(Figure content listings)

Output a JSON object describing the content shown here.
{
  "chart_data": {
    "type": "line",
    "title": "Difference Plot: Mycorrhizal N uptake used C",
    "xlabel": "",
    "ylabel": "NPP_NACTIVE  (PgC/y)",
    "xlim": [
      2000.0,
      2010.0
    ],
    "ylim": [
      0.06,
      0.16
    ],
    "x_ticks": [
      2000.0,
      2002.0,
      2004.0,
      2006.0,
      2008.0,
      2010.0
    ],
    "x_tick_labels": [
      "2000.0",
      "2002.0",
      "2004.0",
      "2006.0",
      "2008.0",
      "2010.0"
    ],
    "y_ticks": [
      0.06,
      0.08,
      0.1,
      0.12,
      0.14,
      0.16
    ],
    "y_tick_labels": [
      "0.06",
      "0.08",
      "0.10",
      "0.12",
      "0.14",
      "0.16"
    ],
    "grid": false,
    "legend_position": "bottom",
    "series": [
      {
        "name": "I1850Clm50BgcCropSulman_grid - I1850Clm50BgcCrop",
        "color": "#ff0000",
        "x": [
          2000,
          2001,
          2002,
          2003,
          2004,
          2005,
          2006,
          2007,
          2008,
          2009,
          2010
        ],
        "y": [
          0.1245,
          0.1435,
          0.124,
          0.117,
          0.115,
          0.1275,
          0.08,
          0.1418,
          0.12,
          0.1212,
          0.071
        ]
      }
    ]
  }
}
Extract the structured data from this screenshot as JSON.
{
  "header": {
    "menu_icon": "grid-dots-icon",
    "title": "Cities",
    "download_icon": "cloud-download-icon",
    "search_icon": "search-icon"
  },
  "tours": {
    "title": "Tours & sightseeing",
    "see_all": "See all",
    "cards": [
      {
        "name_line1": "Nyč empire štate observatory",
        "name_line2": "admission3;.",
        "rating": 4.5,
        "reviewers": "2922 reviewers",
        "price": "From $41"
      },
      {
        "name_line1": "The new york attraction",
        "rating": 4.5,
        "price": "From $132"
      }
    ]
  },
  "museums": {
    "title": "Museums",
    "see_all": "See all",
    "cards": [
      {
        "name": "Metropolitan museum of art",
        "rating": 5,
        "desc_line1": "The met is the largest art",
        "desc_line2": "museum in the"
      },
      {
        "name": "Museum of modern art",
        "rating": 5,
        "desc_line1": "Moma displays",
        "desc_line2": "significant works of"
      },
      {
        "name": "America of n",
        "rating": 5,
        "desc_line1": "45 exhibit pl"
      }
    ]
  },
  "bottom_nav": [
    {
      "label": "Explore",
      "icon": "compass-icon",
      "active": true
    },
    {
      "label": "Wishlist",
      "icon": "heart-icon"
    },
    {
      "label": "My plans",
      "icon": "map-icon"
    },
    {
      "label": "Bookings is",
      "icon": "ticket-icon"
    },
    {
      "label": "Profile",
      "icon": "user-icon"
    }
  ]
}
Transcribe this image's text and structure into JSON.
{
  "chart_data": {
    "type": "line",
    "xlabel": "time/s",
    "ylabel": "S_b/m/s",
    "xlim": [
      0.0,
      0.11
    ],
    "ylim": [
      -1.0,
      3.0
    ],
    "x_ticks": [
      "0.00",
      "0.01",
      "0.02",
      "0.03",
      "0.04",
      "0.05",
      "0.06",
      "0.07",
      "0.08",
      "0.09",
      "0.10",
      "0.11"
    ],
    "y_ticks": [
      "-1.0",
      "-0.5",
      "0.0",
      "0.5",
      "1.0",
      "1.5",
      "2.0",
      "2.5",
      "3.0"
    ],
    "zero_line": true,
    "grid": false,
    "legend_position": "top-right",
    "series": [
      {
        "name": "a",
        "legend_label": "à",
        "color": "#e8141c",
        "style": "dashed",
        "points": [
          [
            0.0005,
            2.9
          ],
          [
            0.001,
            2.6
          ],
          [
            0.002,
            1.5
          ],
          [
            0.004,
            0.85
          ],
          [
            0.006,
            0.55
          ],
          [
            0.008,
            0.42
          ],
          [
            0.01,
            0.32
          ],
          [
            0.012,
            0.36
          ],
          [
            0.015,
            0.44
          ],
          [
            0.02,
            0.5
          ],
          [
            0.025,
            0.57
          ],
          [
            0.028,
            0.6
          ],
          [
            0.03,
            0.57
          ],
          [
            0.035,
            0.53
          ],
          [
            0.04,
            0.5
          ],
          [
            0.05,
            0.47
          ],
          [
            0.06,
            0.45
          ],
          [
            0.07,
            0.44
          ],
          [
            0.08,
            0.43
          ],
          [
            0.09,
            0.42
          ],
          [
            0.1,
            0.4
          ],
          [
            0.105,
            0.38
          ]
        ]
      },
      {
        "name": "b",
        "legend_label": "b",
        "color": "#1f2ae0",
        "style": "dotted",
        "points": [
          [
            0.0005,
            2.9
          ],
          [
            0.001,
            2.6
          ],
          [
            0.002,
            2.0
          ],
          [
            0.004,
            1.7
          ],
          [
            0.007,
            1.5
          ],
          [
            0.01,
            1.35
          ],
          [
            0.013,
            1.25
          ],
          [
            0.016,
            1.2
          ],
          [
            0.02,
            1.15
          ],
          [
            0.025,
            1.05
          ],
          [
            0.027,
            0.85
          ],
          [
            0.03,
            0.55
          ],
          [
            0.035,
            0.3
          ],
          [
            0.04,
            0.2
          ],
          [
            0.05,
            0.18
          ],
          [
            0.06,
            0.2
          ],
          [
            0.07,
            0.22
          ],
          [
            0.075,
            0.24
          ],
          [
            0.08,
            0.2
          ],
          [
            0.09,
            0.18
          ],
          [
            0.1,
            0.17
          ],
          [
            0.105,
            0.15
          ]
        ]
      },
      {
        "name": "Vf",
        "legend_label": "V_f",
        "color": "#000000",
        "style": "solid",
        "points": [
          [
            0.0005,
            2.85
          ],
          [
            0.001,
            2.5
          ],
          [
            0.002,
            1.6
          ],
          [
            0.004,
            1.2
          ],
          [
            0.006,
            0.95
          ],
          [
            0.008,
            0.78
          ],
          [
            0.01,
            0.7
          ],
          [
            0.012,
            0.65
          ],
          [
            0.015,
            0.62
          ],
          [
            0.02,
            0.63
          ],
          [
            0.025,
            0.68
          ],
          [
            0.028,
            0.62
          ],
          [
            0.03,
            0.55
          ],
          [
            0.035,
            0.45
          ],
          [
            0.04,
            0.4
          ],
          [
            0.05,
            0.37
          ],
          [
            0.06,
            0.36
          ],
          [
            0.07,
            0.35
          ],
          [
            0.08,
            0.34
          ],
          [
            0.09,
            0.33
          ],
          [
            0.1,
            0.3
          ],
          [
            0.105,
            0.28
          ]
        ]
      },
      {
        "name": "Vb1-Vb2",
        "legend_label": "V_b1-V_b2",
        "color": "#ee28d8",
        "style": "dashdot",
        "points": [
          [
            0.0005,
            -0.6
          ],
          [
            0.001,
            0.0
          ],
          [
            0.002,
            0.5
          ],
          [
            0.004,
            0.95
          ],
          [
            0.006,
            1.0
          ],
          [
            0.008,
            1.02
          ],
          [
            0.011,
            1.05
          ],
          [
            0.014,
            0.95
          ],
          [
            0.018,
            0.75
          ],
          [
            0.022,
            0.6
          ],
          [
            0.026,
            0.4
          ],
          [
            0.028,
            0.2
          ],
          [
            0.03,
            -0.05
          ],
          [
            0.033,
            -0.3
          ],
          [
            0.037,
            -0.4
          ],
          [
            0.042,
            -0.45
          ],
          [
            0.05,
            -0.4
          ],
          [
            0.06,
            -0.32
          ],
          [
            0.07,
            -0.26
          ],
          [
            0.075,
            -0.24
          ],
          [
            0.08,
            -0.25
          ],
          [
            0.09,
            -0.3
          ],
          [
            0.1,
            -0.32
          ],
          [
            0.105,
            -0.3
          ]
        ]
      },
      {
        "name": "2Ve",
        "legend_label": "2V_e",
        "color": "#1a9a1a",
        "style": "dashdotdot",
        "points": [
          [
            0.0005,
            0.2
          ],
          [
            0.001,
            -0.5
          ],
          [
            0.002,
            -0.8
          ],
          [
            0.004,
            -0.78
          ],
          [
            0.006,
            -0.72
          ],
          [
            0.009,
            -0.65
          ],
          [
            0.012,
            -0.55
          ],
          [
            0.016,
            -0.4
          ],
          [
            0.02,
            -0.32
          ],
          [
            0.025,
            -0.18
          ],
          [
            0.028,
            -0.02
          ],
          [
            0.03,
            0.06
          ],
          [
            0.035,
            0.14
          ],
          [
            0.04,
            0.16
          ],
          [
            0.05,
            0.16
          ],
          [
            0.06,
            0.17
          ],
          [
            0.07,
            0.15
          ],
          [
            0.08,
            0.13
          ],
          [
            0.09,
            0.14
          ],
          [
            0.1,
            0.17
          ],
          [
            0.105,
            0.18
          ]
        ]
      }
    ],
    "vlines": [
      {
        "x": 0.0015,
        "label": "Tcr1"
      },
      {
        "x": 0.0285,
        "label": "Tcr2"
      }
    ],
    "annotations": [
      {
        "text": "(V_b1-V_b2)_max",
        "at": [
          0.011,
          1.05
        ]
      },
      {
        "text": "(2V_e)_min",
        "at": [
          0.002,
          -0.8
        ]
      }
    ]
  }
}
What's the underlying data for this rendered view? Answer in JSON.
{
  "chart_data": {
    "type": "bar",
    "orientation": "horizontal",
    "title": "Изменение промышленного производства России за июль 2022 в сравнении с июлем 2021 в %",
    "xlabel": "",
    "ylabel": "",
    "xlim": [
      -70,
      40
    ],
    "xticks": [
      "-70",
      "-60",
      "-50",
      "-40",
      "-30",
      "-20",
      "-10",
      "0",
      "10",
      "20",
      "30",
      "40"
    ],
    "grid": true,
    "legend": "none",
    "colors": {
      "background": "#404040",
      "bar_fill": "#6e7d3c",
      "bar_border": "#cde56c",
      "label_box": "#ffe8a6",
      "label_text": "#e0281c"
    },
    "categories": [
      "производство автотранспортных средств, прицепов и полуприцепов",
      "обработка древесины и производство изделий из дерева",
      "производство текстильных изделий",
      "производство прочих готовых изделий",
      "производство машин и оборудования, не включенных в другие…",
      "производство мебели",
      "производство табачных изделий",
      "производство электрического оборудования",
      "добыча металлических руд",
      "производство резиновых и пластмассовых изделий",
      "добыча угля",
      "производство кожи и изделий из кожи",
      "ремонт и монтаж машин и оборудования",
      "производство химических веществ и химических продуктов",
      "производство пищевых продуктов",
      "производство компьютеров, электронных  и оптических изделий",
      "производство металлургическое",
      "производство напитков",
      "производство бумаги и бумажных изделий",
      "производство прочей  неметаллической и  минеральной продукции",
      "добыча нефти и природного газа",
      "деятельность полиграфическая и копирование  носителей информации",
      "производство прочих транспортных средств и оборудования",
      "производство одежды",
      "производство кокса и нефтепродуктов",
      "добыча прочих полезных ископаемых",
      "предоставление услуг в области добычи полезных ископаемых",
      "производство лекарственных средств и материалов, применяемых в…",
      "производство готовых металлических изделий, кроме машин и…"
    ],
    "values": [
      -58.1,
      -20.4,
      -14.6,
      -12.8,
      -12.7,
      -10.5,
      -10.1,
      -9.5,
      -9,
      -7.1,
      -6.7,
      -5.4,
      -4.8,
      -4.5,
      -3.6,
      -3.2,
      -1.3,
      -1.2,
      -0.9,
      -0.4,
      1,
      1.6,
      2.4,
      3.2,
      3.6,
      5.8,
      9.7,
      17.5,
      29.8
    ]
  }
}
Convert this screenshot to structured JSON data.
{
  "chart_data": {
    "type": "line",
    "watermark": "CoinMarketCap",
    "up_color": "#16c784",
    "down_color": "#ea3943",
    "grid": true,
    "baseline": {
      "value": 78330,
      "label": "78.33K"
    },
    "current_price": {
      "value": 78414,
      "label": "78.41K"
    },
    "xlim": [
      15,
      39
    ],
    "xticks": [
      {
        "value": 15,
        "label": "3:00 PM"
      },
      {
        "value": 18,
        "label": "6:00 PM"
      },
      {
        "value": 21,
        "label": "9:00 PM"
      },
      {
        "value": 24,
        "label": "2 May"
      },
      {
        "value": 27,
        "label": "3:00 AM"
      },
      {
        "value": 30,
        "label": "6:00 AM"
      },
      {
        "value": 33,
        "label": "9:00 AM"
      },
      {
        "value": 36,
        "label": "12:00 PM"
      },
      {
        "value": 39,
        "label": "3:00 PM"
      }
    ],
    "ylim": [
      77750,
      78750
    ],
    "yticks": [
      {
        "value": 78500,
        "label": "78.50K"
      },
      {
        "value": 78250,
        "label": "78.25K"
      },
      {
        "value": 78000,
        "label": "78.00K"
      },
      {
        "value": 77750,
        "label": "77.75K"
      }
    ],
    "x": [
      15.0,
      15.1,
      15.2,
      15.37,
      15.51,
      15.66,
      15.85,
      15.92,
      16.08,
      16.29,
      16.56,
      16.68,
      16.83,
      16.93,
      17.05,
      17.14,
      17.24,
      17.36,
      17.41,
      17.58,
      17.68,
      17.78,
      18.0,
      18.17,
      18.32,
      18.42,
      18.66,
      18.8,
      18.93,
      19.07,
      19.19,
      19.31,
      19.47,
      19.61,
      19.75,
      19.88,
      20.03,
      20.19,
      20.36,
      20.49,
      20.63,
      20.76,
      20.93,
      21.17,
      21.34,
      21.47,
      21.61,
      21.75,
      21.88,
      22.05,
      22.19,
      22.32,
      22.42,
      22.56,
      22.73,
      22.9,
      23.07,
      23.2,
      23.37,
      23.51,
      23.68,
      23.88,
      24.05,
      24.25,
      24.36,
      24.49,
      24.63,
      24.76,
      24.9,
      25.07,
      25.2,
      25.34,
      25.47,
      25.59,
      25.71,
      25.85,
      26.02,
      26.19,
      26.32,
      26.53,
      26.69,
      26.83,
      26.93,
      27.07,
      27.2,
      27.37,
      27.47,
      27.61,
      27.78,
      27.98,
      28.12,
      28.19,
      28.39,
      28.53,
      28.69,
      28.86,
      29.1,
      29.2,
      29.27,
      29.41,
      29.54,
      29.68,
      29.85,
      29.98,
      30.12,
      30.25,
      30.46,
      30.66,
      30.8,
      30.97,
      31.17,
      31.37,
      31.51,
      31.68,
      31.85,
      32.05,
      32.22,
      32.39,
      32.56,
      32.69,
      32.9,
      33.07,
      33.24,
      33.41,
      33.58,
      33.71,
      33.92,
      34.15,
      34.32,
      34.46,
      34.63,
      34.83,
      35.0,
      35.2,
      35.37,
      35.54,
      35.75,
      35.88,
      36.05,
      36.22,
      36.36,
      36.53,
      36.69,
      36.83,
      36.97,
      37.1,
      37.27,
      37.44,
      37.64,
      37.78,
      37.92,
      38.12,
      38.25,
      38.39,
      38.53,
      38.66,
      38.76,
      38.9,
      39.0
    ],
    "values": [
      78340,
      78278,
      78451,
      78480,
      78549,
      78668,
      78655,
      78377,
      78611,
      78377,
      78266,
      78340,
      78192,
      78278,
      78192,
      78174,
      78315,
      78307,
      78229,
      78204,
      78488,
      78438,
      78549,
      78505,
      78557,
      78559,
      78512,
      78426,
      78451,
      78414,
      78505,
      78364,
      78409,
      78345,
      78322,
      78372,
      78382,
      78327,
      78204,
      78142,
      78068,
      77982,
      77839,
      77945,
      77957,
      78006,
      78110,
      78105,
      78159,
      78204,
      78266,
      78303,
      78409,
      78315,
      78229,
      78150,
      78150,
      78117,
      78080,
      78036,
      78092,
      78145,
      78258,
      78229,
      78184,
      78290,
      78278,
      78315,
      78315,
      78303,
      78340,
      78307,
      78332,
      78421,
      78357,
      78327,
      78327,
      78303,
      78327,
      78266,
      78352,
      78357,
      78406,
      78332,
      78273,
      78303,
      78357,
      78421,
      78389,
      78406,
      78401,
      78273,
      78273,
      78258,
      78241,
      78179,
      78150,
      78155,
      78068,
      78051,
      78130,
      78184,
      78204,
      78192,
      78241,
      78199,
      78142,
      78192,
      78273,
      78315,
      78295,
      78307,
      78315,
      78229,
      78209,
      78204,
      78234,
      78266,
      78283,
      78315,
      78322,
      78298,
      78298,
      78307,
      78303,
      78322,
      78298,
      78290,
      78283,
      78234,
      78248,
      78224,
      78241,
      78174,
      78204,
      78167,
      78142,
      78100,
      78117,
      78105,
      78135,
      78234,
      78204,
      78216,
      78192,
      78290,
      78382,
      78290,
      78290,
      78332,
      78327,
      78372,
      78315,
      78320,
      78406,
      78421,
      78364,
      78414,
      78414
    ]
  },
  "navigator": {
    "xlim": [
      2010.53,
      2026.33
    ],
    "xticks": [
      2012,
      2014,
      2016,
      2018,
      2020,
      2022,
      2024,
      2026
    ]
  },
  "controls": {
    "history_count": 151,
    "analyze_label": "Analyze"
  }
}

■ Task prompt
Extract all lines containing the word "средств".

■ Task output
      "производство автотранспортных средств, прицепов и полуприцепов",
      "производство прочих транспортных средств и оборудования",
      "производство лекарственных средств и материалов, применяемых в…",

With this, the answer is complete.